(PROBLEM DESCRIPTION) Echo every line of the data starting at the one containing "- xy-origin-bottom-left[interactable]: [81, 458, 95, 472]" and ending at the one containing "- update-version-link[interactable]: Доступна", both included, and nothing else.

(TASK INPUT)

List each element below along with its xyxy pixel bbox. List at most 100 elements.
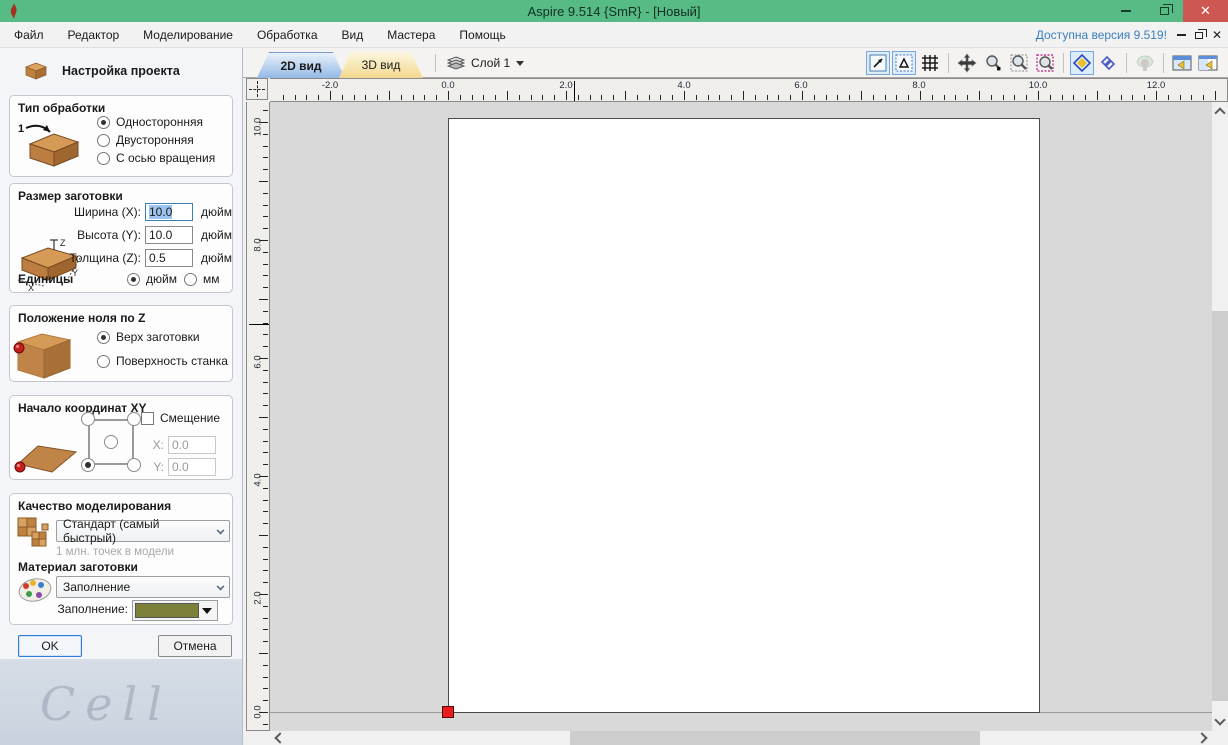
- xy-origin-bottom-left[interactable]: [81, 458, 95, 472]
- minimize-button[interactable]: [1107, 0, 1145, 22]
- ruler-tick: [263, 334, 268, 335]
- ruler-tick: [814, 95, 815, 100]
- units-mm[interactable]: мм: [184, 272, 220, 286]
- ruler-tick: [790, 95, 791, 100]
- ruler-tick: [1097, 91, 1098, 100]
- material-value: Заполнение: [63, 580, 130, 594]
- offset-x-input[interactable]: 0.0: [168, 436, 216, 454]
- menu-view[interactable]: Вид: [332, 24, 374, 46]
- tile-windows-horizontal-icon[interactable]: [1170, 51, 1194, 75]
- chevron-down-icon: [516, 61, 524, 66]
- ruler-tick: [849, 95, 850, 100]
- zoom-in-icon[interactable]: [981, 51, 1005, 75]
- ruler-tick: [263, 264, 268, 265]
- ruler-tick: [483, 95, 484, 100]
- ruler-label: 12.0: [1147, 80, 1166, 91]
- xy-origin-top-right[interactable]: [127, 412, 141, 426]
- height-label: Высота (Y):: [45, 228, 141, 242]
- cancel-button[interactable]: Отмена: [158, 635, 232, 657]
- fill-color-swatch: [135, 603, 199, 618]
- radio-icon: [97, 152, 110, 165]
- material-dropdown[interactable]: Заполнение: [56, 576, 230, 598]
- scroll-up-icon[interactable]: [1215, 107, 1225, 117]
- update-version-link[interactable]: Доступна версия 9.519!: [1036, 28, 1167, 42]
- view-tabstrip: 2D вид 3D вид Слой 1: [243, 48, 1228, 78]
- ok-button[interactable]: OK: [18, 635, 82, 657]
- snap-toggle-icon[interactable]: [1070, 51, 1094, 75]
- ruler-tick: [944, 95, 945, 100]
- job-type-rotary[interactable]: С осью вращения: [97, 151, 215, 165]
- scroll-left-icon[interactable]: [274, 733, 284, 743]
- xy-origin-bottom-right[interactable]: [127, 458, 141, 472]
- ruler-tick: [377, 95, 378, 100]
- close-button[interactable]: ✕: [1183, 0, 1228, 22]
- tab-3d-view[interactable]: 3D вид: [339, 52, 423, 78]
- ruler-tick: [263, 724, 268, 725]
- quality-dropdown[interactable]: Стандарт (самый быстрый): [56, 520, 230, 542]
- height-field-row: Высота (Y): 10.0 дюйм: [45, 226, 232, 244]
- ruler-tick: [295, 95, 296, 100]
- ruler-tick: [1132, 95, 1133, 100]
- job-material-sheet[interactable]: [448, 118, 1040, 713]
- tile-windows-vertical-icon[interactable]: [1196, 51, 1220, 75]
- height-input[interactable]: 10.0: [145, 226, 193, 244]
- grid-icon[interactable]: [918, 51, 942, 75]
- thickness-input[interactable]: 0.5: [145, 249, 193, 267]
- origin-marker[interactable]: [442, 706, 454, 718]
- fill-color-picker[interactable]: [132, 600, 218, 621]
- mdi-restore-icon[interactable]: [1195, 32, 1203, 39]
- ruler-tick: [263, 700, 268, 701]
- width-input[interactable]: 10.0: [145, 203, 193, 221]
- vertical-scroll-thumb[interactable]: [1212, 311, 1228, 701]
- job-type-double-sided[interactable]: Двусторонняя: [97, 133, 194, 147]
- units-inch[interactable]: дюйм: [127, 272, 177, 286]
- drawing-canvas[interactable]: [270, 102, 1212, 731]
- job-type-title: Тип обработки: [18, 101, 105, 115]
- panel-title: Настройка проекта: [62, 64, 180, 78]
- zoom-selected-icon[interactable]: [892, 51, 916, 75]
- menu-file[interactable]: Файл: [4, 24, 54, 46]
- restore-button[interactable]: [1145, 0, 1183, 22]
- ruler-tick: [263, 523, 268, 524]
- vertical-ruler: 10.08.06.04.02.00.0: [246, 102, 270, 731]
- offset-checkbox[interactable]: [141, 412, 154, 425]
- mdi-minimize-icon[interactable]: [1177, 34, 1186, 36]
- ruler-tick: [1026, 95, 1027, 100]
- offset-checkbox-row[interactable]: Смещение: [141, 411, 220, 425]
- ruler-tick: [1085, 95, 1086, 100]
- ruler-tick: [263, 216, 268, 217]
- menu-gadgets[interactable]: Мастера: [377, 24, 445, 46]
- layer-name: Слой 1: [471, 56, 510, 70]
- pan-icon[interactable]: [955, 51, 979, 75]
- ruler-tick: [637, 95, 638, 100]
- scroll-down-icon[interactable]: [1215, 716, 1225, 726]
- menu-modeling[interactable]: Моделирование: [133, 24, 243, 46]
- menu-edit[interactable]: Редактор: [58, 24, 130, 46]
- vertical-scrollbar[interactable]: [1212, 102, 1228, 731]
- ruler-tick: [263, 405, 268, 406]
- window-title: Aspire 9.514 {SmR} - [Новый]: [0, 4, 1228, 19]
- tab-2d-view[interactable]: 2D вид: [257, 52, 345, 78]
- z-zero-machine-bed[interactable]: Поверхность станка: [97, 354, 228, 368]
- zoom-extents-icon[interactable]: [866, 51, 890, 75]
- horizontal-scroll-thumb[interactable]: [570, 731, 980, 745]
- z-zero-material-top[interactable]: Верх заготовки: [97, 330, 200, 344]
- layer-selector[interactable]: Слой 1: [447, 52, 524, 74]
- ruler-tick: [263, 559, 268, 560]
- zoom-region-icon[interactable]: [1033, 51, 1057, 75]
- radio-icon: [97, 134, 110, 147]
- ruler-tick: [649, 95, 650, 100]
- xy-origin-top-left[interactable]: [81, 412, 95, 426]
- xy-origin-center[interactable]: [104, 435, 118, 449]
- scroll-right-icon[interactable]: [1198, 733, 1208, 743]
- mdi-close-icon[interactable]: ✕: [1212, 29, 1222, 41]
- thickness-unit: дюйм: [201, 251, 232, 265]
- zoom-box-icon[interactable]: [1007, 51, 1031, 75]
- menu-help[interactable]: Помощь: [449, 24, 515, 46]
- ruler-tick: [342, 95, 343, 100]
- guides-icon[interactable]: [1096, 51, 1120, 75]
- offset-y-input[interactable]: 0.0: [168, 458, 216, 476]
- horizontal-scrollbar[interactable]: [270, 731, 1212, 745]
- menu-toolpaths[interactable]: Обработка: [247, 24, 328, 46]
- job-type-single-sided[interactable]: Односторонняя: [97, 115, 203, 129]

(THE RESULT)
- xy-origin-bottom-left[interactable]: [81, 458, 95, 472]
- minimize-button[interactable]: [1107, 0, 1145, 22]
- ruler-tick: [263, 334, 268, 335]
- ruler-tick: [814, 95, 815, 100]
- units-mm[interactable]: мм: [184, 272, 220, 286]
- ruler-tick: [790, 95, 791, 100]
- ruler-tick: [1097, 91, 1098, 100]
- material-value: Заполнение: [63, 580, 130, 594]
- offset-x-input[interactable]: 0.0: [168, 436, 216, 454]
- menu-view[interactable]: Вид: [332, 24, 374, 46]
- tile-windows-horizontal-icon[interactable]: [1170, 51, 1194, 75]
- chevron-down-icon: [516, 61, 524, 66]
- ruler-tick: [849, 95, 850, 100]
- zoom-in-icon[interactable]: [981, 51, 1005, 75]
- ruler-tick: [263, 264, 268, 265]
- ruler-tick: [483, 95, 484, 100]
- ruler-label: 12.0: [1147, 80, 1166, 91]
- xy-origin-top-right[interactable]: [127, 412, 141, 426]
- height-label: Высота (Y):: [45, 228, 141, 242]
- cancel-button[interactable]: Отмена: [158, 635, 232, 657]
- fill-color-swatch: [135, 603, 199, 618]
- radio-icon: [97, 152, 110, 165]
- material-dropdown[interactable]: Заполнение: [56, 576, 230, 598]
- scroll-up-icon[interactable]: [1215, 107, 1225, 117]
- update-version-link[interactable]: Доступна версия 9.519!: [1036, 28, 1167, 42]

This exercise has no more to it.